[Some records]
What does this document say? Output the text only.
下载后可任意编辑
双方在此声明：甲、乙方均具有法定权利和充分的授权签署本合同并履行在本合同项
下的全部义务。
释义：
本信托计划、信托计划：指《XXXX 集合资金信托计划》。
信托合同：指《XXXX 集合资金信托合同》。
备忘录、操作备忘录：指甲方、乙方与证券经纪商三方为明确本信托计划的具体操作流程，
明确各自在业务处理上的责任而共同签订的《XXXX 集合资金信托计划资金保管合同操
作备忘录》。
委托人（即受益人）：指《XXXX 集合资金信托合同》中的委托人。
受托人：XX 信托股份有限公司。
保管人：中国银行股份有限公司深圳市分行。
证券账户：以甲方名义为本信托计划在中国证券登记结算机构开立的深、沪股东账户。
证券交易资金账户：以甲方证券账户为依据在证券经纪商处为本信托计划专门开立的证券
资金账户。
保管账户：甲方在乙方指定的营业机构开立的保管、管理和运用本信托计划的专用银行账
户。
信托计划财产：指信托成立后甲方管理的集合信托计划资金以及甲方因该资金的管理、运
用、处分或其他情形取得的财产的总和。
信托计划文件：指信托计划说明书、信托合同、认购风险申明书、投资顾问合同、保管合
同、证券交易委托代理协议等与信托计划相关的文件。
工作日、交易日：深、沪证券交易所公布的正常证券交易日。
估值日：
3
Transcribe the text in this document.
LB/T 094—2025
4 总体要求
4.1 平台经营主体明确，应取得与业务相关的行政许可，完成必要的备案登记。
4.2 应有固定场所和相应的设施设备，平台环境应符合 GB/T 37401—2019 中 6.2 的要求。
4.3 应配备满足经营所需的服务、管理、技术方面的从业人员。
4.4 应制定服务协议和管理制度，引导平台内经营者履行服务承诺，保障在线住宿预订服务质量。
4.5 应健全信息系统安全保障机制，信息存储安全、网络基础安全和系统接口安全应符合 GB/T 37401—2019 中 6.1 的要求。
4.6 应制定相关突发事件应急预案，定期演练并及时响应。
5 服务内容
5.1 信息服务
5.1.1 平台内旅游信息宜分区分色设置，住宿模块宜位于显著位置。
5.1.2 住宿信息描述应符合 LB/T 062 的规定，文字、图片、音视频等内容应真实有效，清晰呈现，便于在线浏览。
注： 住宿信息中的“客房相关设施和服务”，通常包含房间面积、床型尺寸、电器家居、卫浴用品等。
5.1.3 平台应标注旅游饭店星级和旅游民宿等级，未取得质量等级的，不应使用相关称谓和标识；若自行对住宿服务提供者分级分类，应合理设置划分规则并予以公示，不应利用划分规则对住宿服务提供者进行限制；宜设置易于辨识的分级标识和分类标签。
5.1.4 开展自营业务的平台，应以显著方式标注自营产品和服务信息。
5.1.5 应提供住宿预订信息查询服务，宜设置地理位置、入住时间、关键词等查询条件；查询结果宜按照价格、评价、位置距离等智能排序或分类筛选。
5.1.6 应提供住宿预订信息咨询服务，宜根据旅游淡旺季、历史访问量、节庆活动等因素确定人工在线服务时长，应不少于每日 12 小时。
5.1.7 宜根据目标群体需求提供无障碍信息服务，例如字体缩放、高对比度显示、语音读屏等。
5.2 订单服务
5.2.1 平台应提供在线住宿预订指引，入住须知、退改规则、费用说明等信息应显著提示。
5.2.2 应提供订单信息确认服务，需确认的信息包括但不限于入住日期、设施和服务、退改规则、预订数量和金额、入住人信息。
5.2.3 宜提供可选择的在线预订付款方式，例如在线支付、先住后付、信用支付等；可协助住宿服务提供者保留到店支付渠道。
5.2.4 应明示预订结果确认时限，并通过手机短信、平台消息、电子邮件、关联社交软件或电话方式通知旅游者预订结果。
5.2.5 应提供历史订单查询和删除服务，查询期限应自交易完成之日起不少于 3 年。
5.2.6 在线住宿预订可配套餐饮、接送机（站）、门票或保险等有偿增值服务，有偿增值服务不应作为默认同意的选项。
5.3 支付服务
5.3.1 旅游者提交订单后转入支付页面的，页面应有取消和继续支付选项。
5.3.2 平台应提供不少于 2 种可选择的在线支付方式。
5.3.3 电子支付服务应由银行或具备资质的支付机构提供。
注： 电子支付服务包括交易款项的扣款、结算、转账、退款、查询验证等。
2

Stated exercise: Your task is to return the full listing exactly as it was given.

Written response:
What does this document say? Output the text only.
下载后可任意编辑
双方在此声明：甲、乙方均具有法定权利和充分的授权签署本合同并履行在本合同项
下的全部义务。
释义：
本信托计划、信托计划：指《XXXX 集合资金信托计划》。
信托合同：指《XXXX 集合资金信托合同》。
备忘录、操作备忘录：指甲方、乙方与证券经纪商三方为明确本信托计划的具体操作流程，
明确各自在业务处理上的责任而共同签订的《XXXX 集合资金信托计划资金保管合同操
作备忘录》。
委托人（即受益人）：指《XXXX 集合资金信托合同》中的委托人。
受托人：XX 信托股份有限公司。
保管人：中国银行股份有限公司深圳市分行。
证券账户：以甲方名义为本信托计划在中国证券登记结算机构开立的深、沪股东账户。
证券交易资金账户：以甲方证券账户为依据在证券经纪商处为本信托计划专门开立的证券
资金账户。
保管账户：甲方在乙方指定的营业机构开立的保管、管理和运用本信托计划的专用银行账
户。
信托计划财产：指信托成立后甲方管理的集合信托计划资金以及甲方因该资金的管理、运
用、处分或其他情形取得的财产的总和。
信托计划文件：指信托计划说明书、信托合同、认购风险申明书、投资顾问合同、保管合
同、证券交易委托代理协议等与信托计划相关的文件。
工作日、交易日：深、沪证券交易所公布的正常证券交易日。
估值日：
3
Transcribe the text in this document.
LB/T 094—2025
4 总体要求
4.1 平台经营主体明确，应取得与业务相关的行政许可，完成必要的备案登记。
4.2 应有固定场所和相应的设施设备，平台环境应符合 GB/T 37401—2019 中 6.2 的要求。
4.3 应配备满足经营所需的服务、管理、技术方面的从业人员。
4.4 应制定服务协议和管理制度，引导平台内经营者履行服务承诺，保障在线住宿预订服务质量。
4.5 应健全信息系统安全保障机制，信息存储安全、网络基础安全和系统接口安全应符合 GB/T 37401—2019 中 6.1 的要求。
4.6 应制定相关突发事件应急预案，定期演练并及时响应。
5 服务内容
5.1 信息服务
5.1.1 平台内旅游信息宜分区分色设置，住宿模块宜位于显著位置。
5.1.2 住宿信息描述应符合 LB/T 062 的规定，文字、图片、音视频等内容应真实有效，清晰呈现，便于在线浏览。
注： 住宿信息中的“客房相关设施和服务”，通常包含房间面积、床型尺寸、电器家居、卫浴用品等。
5.1.3 平台应标注旅游饭店星级和旅游民宿等级，未取得质量等级的，不应使用相关称谓和标识；若自行对住宿服务提供者分级分类，应合理设置划分规则并予以公示，不应利用划分规则对住宿服务提供者进行限制；宜设置易于辨识的分级标识和分类标签。
5.1.4 开展自营业务的平台，应以显著方式标注自营产品和服务信息。
5.1.5 应提供住宿预订信息查询服务，宜设置地理位置、入住时间、关键词等查询条件；查询结果宜按照价格、评价、位置距离等智能排序或分类筛选。
5.1.6 应提供住宿预订信息咨询服务，宜根据旅游淡旺季、历史访问量、节庆活动等因素确定人工在线服务时长，应不少于每日 12 小时。
5.1.7 宜根据目标群体需求提供无障碍信息服务，例如字体缩放、高对比度显示、语音读屏等。
5.2 订单服务
5.2.1 平台应提供在线住宿预订指引，入住须知、退改规则、费用说明等信息应显著提示。
5.2.2 应提供订单信息确认服务，需确认的信息包括但不限于入住日期、设施和服务、退改规则、预订数量和金额、入住人信息。
5.2.3 宜提供可选择的在线预订付款方式，例如在线支付、先住后付、信用支付等；可协助住宿服务提供者保留到店支付渠道。
5.2.4 应明示预订结果确认时限，并通过手机短信、平台消息、电子邮件、关联社交软件或电话方式通知旅游者预订结果。
5.2.5 应提供历史订单查询和删除服务，查询期限应自交易完成之日起不少于 3 年。
5.2.6 在线住宿预订可配套餐饮、接送机（站）、门票或保险等有偿增值服务，有偿增值服务不应作为默认同意的选项。
5.3 支付服务
5.3.1 旅游者提交订单后转入支付页面的，页面应有取消和继续支付选项。
5.3.2 平台应提供不少于 2 种可选择的在线支付方式。
5.3.3 电子支付服务应由银行或具备资质的支付机构提供。
注： 电子支付服务包括交易款项的扣款、结算、转账、退款、查询验证等。
2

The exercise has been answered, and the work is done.